*Task to complete*. Scan the material that follows. Copy every line containing the word "Solar".

*Excerpted data*.
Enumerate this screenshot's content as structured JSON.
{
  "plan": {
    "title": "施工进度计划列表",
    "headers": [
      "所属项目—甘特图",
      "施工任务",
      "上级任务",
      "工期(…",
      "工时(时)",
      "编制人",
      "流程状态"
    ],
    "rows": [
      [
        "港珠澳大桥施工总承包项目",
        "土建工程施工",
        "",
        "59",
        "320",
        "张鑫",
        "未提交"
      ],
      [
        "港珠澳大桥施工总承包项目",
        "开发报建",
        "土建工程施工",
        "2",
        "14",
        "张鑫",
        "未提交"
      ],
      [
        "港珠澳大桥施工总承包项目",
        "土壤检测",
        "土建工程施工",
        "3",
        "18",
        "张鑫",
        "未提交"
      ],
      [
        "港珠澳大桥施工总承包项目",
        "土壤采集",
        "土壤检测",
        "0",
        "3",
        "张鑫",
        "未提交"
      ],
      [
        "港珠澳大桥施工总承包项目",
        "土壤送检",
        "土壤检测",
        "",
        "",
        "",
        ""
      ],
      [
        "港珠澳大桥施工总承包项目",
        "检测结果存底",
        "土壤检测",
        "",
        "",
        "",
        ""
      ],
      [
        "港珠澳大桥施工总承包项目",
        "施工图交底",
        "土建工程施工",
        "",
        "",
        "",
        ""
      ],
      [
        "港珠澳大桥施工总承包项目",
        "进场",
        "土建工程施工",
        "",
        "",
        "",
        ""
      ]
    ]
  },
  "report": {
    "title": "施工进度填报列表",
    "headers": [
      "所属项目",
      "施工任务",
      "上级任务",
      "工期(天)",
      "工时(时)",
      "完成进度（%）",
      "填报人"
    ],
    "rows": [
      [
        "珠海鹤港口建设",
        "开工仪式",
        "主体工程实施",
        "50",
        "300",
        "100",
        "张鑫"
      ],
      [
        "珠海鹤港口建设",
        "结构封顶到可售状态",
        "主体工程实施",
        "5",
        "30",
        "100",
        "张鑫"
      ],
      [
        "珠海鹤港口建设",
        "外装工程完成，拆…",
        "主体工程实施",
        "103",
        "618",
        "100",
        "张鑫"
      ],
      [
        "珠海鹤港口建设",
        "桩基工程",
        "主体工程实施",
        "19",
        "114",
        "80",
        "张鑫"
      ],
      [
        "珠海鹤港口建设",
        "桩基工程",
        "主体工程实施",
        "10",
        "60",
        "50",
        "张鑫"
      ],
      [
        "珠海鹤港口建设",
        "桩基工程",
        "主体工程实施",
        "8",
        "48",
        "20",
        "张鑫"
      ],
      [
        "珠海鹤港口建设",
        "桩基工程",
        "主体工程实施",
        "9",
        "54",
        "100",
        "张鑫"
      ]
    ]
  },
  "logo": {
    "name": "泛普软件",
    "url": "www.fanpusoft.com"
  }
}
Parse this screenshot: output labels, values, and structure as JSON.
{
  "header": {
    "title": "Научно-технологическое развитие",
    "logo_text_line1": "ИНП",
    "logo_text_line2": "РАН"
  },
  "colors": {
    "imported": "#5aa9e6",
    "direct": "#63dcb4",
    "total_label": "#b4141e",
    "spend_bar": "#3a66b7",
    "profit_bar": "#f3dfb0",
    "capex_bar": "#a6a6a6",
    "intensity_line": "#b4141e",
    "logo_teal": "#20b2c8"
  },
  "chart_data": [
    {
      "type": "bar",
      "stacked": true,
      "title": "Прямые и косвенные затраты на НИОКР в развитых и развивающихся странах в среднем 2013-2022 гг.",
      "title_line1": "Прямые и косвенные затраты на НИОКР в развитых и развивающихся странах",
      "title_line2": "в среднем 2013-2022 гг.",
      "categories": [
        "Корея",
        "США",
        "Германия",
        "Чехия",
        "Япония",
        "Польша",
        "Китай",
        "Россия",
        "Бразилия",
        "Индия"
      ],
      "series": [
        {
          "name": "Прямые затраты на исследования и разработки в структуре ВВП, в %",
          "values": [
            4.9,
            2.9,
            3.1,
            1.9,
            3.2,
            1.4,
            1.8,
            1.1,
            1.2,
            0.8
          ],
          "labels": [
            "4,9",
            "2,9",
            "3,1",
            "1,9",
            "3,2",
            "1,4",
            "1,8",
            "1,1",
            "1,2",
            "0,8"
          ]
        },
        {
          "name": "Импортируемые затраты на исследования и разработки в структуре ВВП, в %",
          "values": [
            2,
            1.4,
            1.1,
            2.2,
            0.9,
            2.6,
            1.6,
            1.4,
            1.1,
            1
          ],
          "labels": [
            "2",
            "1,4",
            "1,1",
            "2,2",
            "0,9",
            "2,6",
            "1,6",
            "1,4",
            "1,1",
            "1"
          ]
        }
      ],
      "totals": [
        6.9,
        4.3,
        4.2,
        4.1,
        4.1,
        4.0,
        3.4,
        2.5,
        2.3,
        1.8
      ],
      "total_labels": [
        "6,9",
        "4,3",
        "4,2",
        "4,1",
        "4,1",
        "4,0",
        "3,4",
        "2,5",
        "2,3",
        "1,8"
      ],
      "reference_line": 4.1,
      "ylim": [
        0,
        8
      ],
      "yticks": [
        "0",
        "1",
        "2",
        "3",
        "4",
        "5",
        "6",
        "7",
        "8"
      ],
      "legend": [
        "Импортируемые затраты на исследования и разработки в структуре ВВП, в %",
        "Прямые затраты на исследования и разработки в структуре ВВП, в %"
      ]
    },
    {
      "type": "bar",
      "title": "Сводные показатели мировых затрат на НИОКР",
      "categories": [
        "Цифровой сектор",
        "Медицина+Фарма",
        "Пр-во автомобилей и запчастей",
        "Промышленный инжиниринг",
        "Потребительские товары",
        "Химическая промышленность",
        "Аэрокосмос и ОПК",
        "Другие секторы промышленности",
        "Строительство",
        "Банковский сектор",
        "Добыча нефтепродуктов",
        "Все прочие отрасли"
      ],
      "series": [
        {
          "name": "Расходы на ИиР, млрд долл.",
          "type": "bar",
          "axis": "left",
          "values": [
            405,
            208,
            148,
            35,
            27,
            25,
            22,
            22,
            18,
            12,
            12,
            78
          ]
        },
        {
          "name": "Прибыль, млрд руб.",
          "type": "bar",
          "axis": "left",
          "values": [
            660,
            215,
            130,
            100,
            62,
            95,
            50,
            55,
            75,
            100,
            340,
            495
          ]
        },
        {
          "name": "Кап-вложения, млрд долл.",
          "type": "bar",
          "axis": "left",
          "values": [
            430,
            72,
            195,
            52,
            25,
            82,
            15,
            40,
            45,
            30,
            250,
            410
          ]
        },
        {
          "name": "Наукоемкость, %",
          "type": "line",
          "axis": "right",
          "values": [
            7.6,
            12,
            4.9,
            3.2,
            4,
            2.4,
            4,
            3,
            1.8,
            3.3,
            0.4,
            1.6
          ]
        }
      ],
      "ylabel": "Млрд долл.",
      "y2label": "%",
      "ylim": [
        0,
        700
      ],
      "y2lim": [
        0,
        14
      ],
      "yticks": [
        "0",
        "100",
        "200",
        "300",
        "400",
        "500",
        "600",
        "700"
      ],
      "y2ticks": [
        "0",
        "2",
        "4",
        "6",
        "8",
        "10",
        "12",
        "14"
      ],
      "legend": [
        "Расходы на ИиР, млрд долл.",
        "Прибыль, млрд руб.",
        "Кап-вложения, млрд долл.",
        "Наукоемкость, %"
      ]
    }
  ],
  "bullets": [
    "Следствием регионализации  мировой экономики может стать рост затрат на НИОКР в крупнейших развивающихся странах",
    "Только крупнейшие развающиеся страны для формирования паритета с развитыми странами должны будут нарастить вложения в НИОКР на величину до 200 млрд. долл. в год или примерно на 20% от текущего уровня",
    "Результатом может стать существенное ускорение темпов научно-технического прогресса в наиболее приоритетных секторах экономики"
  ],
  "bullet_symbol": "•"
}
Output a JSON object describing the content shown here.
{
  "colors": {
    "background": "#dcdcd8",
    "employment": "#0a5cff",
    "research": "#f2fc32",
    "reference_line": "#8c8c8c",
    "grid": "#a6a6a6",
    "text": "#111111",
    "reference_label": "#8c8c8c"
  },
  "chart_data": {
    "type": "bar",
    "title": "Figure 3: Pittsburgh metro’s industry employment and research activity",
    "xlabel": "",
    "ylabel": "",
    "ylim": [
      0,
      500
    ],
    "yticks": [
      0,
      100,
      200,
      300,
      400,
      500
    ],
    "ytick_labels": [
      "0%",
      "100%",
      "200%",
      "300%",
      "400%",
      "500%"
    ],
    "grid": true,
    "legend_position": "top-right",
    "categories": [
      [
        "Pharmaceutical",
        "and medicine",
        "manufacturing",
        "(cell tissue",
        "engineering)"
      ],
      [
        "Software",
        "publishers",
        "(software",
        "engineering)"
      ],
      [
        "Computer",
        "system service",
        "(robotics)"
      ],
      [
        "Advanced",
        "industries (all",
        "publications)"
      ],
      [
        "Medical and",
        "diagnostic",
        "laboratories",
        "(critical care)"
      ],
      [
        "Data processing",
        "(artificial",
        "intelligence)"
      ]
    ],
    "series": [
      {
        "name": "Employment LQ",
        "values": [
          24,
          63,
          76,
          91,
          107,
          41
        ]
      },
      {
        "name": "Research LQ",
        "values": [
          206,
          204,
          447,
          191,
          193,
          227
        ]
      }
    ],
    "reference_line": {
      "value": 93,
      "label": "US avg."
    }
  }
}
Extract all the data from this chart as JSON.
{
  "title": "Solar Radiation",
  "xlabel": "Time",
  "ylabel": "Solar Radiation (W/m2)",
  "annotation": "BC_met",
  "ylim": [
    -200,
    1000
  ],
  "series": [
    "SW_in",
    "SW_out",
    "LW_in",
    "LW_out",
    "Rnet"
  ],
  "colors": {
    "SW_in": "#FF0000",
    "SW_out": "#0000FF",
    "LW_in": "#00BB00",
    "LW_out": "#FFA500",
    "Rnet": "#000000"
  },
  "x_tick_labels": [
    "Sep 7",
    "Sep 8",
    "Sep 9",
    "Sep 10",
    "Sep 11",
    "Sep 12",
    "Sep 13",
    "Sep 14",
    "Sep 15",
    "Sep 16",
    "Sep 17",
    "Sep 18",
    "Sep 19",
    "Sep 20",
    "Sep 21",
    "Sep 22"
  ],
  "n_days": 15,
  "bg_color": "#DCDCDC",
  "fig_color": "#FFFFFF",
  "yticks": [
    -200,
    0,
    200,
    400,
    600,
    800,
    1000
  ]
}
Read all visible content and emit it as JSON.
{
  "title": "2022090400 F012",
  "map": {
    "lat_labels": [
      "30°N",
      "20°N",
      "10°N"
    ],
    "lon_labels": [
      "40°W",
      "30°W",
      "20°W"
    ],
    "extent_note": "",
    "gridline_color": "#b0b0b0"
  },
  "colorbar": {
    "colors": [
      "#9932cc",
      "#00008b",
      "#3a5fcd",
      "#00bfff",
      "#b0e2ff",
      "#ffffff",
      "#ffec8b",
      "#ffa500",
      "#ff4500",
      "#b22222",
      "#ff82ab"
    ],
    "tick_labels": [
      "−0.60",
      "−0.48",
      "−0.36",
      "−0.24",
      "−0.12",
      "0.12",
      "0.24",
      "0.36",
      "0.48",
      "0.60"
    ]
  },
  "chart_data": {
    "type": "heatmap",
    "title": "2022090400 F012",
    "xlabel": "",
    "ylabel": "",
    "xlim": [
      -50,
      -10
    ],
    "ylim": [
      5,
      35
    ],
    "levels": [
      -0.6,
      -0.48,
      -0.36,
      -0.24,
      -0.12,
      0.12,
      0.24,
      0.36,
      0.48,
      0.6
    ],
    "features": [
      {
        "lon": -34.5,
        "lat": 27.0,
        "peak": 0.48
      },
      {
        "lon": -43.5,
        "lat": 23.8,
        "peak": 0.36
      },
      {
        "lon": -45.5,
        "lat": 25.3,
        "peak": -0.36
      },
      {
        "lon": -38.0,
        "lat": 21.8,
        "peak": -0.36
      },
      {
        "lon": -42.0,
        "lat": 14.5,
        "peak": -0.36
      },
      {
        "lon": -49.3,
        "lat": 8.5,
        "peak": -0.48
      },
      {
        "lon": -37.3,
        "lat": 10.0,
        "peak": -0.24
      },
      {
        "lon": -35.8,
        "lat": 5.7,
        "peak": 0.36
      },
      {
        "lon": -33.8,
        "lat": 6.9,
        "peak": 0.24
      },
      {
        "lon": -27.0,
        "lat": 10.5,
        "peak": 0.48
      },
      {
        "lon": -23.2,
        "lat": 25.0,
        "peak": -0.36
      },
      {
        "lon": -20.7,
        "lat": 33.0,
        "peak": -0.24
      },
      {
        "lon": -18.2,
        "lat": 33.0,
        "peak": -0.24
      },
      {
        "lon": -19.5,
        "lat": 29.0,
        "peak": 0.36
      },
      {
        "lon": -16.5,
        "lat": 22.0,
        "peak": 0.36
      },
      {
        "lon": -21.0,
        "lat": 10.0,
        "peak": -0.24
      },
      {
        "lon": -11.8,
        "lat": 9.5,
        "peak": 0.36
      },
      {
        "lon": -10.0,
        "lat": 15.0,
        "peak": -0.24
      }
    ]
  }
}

*Solution to this exercise*.
  "title": "Solar Radiation",
  "ylabel": "Solar Radiation (W/m2)",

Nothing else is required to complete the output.